** BEGIN Task input **

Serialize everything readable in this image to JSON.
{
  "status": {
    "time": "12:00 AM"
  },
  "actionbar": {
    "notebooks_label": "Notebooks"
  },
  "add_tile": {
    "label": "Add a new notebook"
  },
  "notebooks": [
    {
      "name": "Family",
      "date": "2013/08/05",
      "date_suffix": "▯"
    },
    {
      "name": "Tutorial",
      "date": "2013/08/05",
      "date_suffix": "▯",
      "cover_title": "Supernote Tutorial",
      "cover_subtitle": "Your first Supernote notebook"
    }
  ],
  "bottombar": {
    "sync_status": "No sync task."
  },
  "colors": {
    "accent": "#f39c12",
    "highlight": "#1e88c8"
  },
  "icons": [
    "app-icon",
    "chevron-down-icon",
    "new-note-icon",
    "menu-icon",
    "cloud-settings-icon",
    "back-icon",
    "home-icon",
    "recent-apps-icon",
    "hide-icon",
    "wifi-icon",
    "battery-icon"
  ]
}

** END Task input **

Copy out each record exactly as given, omitting none.

Serialize everything readable in this image to JSON.
{
  "status": {
    "time": "12:00 AM"
  },
  "actionbar": {
    "notebooks_label": "Notebooks"
  },
  "add_tile": {
    "label": "Add a new notebook"
  },
  "notebooks": [
    {
      "name": "Family",
      "date": "2013/08/05",
      "date_suffix": "▯"
    },
    {
      "name": "Tutorial",
      "date": "2013/08/05",
      "date_suffix": "▯",
      "cover_title": "Supernote Tutorial",
      "cover_subtitle": "Your first Supernote notebook"
    }
  ],
  "bottombar": {
    "sync_status": "No sync task."
  },
  "colors": {
    "accent": "#f39c12",
    "highlight": "#1e88c8"
  },
  "icons": [
    "app-icon",
    "chevron-down-icon",
    "new-note-icon",
    "menu-icon",
    "cloud-settings-icon",
    "back-icon",
    "home-icon",
    "recent-apps-icon",
    "hide-icon",
    "wifi-icon",
    "battery-icon"
  ]
}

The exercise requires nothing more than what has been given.